Copy every line that contains the string "values" from the entries below.

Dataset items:
______________________________

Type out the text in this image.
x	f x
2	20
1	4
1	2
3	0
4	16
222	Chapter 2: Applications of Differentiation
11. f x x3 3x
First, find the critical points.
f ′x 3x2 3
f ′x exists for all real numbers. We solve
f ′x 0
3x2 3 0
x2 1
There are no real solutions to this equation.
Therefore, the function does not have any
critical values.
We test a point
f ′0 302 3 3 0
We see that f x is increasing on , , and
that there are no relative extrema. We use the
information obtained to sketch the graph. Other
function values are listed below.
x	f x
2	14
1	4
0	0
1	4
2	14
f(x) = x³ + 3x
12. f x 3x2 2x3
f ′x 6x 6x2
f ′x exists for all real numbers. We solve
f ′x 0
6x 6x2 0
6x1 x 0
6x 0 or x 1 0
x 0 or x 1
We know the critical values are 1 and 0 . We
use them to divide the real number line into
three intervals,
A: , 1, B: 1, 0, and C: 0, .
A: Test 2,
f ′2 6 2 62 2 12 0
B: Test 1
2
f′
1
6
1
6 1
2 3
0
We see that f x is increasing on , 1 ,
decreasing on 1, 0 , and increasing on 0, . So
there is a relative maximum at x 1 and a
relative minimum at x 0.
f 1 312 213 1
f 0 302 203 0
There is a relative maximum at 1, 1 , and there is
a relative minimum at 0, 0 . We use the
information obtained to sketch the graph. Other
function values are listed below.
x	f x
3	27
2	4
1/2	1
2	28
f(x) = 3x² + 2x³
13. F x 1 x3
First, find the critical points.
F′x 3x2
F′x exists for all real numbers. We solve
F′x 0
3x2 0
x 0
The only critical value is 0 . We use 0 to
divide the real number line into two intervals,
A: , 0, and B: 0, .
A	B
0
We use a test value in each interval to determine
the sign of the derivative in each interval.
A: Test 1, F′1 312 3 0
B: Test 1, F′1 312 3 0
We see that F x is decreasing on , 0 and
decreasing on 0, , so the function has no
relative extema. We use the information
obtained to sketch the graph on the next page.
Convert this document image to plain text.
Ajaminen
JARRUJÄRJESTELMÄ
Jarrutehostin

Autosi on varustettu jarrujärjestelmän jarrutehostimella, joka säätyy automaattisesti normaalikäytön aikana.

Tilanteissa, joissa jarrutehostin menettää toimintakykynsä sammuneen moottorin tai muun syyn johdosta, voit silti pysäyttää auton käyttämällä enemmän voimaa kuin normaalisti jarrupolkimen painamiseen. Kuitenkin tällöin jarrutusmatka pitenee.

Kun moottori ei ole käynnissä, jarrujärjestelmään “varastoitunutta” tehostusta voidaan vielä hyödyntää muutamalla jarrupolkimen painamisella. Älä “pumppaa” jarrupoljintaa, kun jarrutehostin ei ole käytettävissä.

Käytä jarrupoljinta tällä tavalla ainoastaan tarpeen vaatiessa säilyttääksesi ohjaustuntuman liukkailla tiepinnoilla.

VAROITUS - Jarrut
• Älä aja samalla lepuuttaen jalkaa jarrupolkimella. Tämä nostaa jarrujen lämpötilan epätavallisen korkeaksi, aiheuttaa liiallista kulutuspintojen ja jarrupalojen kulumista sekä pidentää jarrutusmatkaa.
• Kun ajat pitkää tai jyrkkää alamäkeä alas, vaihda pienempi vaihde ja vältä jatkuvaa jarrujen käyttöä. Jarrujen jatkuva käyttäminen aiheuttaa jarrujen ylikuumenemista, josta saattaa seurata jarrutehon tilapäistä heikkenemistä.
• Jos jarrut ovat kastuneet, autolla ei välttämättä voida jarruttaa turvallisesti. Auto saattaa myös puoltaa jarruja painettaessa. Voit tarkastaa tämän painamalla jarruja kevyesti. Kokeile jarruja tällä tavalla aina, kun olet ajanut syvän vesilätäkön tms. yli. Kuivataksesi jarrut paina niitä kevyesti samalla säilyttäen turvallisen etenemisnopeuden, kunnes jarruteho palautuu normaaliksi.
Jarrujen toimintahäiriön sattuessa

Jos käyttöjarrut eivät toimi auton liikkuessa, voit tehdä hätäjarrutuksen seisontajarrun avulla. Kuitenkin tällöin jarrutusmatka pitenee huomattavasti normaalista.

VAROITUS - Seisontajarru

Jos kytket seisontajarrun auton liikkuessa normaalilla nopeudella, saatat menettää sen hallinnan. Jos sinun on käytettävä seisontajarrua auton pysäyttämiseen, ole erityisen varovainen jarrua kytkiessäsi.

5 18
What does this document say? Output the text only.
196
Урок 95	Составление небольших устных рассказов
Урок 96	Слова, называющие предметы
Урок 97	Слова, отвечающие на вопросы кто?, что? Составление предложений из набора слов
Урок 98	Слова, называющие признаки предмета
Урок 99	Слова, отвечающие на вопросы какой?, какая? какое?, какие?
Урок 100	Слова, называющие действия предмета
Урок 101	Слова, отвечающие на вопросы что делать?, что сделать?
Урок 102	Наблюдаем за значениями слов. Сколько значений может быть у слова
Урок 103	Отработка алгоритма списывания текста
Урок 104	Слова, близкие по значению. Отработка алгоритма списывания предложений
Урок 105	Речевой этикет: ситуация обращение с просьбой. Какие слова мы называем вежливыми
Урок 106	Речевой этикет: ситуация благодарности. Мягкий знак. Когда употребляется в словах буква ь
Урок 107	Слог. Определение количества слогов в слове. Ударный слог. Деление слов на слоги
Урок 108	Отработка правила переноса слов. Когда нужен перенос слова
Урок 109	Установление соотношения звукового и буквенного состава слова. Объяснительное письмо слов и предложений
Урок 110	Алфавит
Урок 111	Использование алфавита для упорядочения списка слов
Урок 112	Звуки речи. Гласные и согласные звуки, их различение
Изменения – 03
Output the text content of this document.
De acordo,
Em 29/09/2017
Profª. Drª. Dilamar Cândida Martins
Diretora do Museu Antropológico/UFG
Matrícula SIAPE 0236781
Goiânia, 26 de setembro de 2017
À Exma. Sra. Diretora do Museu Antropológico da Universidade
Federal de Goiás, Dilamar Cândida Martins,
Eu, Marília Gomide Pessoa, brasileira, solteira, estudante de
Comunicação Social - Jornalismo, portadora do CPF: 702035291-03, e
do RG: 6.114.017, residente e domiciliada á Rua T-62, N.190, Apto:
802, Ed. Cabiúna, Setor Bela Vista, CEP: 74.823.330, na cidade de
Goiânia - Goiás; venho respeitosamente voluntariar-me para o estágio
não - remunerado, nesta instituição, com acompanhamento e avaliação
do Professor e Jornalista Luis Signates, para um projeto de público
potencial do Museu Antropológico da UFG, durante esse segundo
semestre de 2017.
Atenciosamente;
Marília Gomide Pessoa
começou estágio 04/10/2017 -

______________________________

(WRITTEN ANSWER)
critical values.
function values are listed below.
We know the critical values are 1 and 0 . We
function values are listed below.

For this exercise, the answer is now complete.